• _GIVEN REQUEST_: Select all lines holding the word "text" from the entries that follow.

• _DATASET EXCERPTS_:
START
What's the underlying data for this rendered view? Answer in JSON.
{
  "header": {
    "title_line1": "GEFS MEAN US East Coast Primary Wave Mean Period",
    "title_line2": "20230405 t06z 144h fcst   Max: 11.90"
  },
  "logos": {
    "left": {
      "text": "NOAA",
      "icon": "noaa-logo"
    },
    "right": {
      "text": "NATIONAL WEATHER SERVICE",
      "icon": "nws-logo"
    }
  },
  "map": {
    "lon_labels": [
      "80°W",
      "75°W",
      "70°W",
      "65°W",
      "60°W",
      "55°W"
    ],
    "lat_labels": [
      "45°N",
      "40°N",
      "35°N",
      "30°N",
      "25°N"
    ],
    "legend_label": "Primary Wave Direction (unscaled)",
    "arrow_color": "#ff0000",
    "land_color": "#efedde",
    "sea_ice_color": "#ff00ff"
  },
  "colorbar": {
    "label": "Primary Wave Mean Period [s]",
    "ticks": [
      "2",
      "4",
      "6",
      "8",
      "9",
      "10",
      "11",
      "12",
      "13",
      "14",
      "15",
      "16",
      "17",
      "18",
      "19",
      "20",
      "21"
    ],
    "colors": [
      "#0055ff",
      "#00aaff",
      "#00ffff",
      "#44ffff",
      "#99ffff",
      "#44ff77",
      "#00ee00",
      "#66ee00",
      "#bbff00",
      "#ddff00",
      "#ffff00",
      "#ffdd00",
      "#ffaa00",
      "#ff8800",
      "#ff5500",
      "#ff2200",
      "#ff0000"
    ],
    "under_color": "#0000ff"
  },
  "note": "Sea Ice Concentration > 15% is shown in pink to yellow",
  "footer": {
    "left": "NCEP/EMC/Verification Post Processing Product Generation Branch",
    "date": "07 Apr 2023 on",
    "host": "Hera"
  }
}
END
• _WRITTEN ANSWER_:
      "text": "NOAA",
      "text": "NATIONAL WEATHER SERVICE",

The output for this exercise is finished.